### [Exercise instructions]
List, from the lines below, each one with "الله" in it.

### [Provided records]

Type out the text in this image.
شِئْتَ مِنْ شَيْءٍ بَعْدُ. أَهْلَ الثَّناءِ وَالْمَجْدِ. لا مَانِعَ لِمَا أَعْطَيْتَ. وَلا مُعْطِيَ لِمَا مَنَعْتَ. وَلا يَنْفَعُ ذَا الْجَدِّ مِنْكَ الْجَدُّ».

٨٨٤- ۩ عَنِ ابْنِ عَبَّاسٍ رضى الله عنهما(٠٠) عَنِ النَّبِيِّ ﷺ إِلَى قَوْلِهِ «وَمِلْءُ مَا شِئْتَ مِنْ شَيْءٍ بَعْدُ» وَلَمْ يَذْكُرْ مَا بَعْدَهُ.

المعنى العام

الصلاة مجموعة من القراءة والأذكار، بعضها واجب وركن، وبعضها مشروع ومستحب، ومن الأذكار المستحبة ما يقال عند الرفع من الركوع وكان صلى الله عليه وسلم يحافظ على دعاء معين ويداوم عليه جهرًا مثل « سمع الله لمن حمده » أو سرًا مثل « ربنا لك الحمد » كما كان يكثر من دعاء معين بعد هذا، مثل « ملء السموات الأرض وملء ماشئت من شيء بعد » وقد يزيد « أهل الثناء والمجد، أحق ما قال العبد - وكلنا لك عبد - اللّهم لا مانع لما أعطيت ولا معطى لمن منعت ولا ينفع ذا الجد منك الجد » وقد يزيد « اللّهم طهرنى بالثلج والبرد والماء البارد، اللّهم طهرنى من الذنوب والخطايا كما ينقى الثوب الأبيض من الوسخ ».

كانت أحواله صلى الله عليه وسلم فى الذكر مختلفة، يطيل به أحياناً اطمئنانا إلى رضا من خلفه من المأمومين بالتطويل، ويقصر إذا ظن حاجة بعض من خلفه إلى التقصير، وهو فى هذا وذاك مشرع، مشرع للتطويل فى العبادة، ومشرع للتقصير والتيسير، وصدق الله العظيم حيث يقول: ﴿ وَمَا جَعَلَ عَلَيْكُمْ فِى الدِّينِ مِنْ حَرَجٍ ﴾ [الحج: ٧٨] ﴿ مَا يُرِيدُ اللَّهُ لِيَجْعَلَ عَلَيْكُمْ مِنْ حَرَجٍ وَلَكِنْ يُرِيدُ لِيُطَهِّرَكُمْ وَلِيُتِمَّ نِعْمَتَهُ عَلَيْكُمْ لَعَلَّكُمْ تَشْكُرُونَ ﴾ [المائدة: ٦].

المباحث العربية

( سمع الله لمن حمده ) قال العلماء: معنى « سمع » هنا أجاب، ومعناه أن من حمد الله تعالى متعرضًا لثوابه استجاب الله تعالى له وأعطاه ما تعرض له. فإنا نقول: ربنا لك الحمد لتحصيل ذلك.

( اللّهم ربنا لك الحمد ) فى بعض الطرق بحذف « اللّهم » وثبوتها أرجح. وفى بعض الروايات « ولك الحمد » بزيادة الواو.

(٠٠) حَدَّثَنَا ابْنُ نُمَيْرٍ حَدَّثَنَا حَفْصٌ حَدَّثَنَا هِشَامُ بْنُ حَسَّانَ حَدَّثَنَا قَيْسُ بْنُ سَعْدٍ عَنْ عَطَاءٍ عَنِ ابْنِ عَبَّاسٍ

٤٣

### [Response to the task]
٨٨٤- ۩ عَنِ ابْنِ عَبَّاسٍ رضى الله عنهما(٠٠) عَنِ النَّبِيِّ ﷺ إِلَى قَوْلِهِ «وَمِلْءُ مَا شِئْتَ مِنْ شَيْءٍ بَعْدُ» وَلَمْ يَذْكُرْ مَا بَعْدَهُ.
الصلاة مجموعة من القراءة والأذكار، بعضها واجب وركن، وبعضها مشروع ومستحب، ومن الأذكار المستحبة ما يقال عند الرفع من الركوع وكان صلى الله عليه وسلم يحافظ على دعاء معين ويداوم عليه جهرًا مثل « سمع الله لمن حمده » أو سرًا مثل « ربنا لك الحمد » كما كان يكثر من دعاء معين بعد هذا، مثل « ملء السموات الأرض وملء ماشئت من شيء بعد » وقد يزيد « أهل الثناء والمجد، أحق ما قال العبد - وكلنا لك عبد - اللّهم لا مانع لما أعطيت ولا معطى لمن منعت ولا ينفع ذا الجد منك الجد » وقد يزيد « اللّهم طهرنى بالثلج والبرد والماء البارد، اللّهم طهرنى من الذنوب والخطايا كما ينقى الثوب الأبيض من الوسخ ».
كانت أحواله صلى الله عليه وسلم فى الذكر مختلفة، يطيل به أحياناً اطمئنانا إلى رضا من خلفه من المأمومين بالتطويل، ويقصر إذا ظن حاجة بعض من خلفه إلى التقصير، وهو فى هذا وذاك مشرع، مشرع للتطويل فى العبادة، ومشرع للتقصير والتيسير، وصدق الله العظيم حيث يقول: ﴿ وَمَا جَعَلَ عَلَيْكُمْ فِى الدِّينِ مِنْ حَرَجٍ ﴾ [الحج: ٧٨] ﴿ مَا يُرِيدُ اللَّهُ لِيَجْعَلَ عَلَيْكُمْ مِنْ حَرَجٍ وَلَكِنْ يُرِيدُ لِيُطَهِّرَكُمْ وَلِيُتِمَّ نِعْمَتَهُ عَلَيْكُمْ لَعَلَّكُمْ تَشْكُرُونَ ﴾ [المائدة: ٦].
( سمع الله لمن حمده ) قال العلماء: معنى « سمع » هنا أجاب، ومعناه أن من حمد الله تعالى متعرضًا لثوابه استجاب الله تعالى له وأعطاه ما تعرض له. فإنا نقول: ربنا لك الحمد لتحصيل ذلك.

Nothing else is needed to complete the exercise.